*WHAT IS ASKED*.
Count the lines below that include the word "this" and write that number alone.

Entries from a visual dataset:

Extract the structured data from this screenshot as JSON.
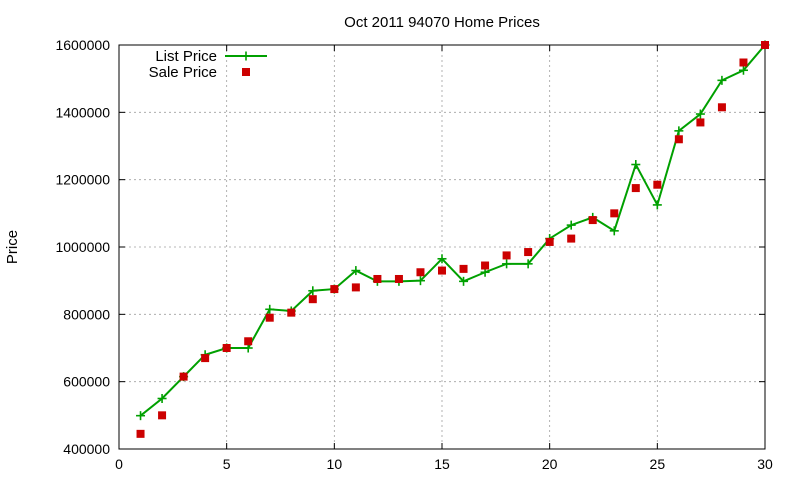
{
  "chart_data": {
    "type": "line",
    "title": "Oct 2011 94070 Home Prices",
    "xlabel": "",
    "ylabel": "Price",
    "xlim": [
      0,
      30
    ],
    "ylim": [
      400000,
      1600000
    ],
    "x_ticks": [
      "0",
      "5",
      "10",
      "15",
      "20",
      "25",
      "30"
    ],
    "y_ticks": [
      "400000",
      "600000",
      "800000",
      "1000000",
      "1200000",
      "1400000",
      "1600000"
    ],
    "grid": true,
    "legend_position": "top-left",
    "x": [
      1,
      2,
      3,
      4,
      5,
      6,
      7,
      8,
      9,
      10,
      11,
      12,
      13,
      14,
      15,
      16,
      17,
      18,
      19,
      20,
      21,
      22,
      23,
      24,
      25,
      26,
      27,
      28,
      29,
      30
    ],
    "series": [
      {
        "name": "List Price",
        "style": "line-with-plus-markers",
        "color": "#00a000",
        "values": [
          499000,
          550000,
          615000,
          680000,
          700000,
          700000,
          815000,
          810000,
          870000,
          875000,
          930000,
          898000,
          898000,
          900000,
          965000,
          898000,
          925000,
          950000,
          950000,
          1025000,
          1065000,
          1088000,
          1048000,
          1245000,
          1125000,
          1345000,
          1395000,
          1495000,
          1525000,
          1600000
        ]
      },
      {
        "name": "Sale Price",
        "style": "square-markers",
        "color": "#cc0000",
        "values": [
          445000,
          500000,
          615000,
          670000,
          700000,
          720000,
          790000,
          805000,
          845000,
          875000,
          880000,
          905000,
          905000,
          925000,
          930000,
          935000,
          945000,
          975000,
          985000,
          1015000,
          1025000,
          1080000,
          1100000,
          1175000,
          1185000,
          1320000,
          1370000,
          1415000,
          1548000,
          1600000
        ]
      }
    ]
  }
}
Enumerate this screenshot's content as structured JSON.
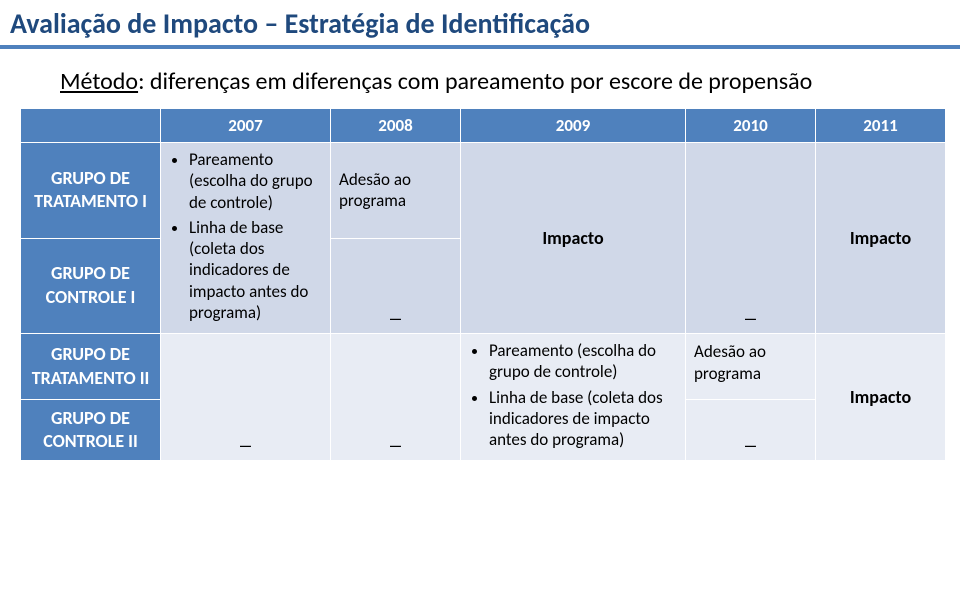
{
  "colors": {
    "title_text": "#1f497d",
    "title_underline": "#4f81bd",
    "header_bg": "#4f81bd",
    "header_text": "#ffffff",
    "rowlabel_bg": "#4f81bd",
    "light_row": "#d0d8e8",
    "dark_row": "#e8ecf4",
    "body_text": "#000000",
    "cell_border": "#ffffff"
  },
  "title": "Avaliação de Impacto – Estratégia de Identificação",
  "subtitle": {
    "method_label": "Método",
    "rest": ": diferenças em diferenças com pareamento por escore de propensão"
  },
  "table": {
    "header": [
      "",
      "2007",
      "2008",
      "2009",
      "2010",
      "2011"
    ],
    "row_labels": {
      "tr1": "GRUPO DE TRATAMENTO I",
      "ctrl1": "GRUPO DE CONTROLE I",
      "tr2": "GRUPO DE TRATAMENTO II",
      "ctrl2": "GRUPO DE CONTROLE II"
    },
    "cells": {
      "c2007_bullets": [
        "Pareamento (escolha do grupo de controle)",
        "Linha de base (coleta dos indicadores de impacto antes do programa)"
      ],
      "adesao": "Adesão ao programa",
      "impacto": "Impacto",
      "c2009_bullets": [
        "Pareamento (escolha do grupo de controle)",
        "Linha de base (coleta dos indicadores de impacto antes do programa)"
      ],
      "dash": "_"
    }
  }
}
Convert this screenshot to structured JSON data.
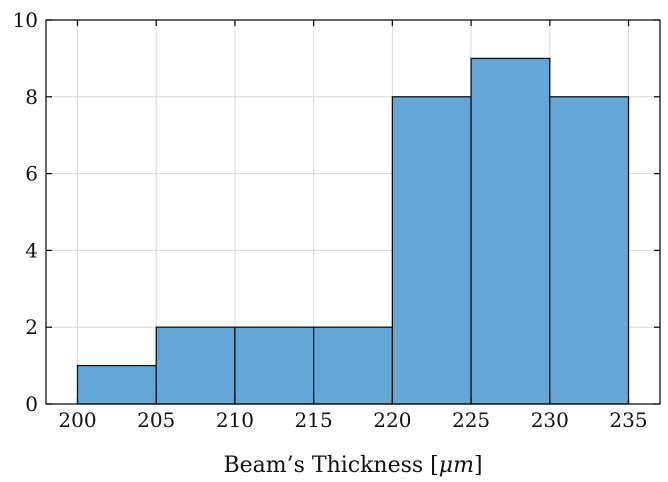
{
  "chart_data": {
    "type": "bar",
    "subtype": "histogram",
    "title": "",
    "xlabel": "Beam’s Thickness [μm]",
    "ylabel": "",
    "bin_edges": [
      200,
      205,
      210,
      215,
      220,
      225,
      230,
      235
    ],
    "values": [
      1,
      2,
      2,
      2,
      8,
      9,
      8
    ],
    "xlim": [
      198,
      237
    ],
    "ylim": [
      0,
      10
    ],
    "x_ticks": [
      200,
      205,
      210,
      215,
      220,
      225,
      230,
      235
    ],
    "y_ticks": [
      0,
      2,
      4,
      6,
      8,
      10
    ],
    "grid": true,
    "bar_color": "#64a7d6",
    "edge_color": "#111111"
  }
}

*TASK ANSWER*.
3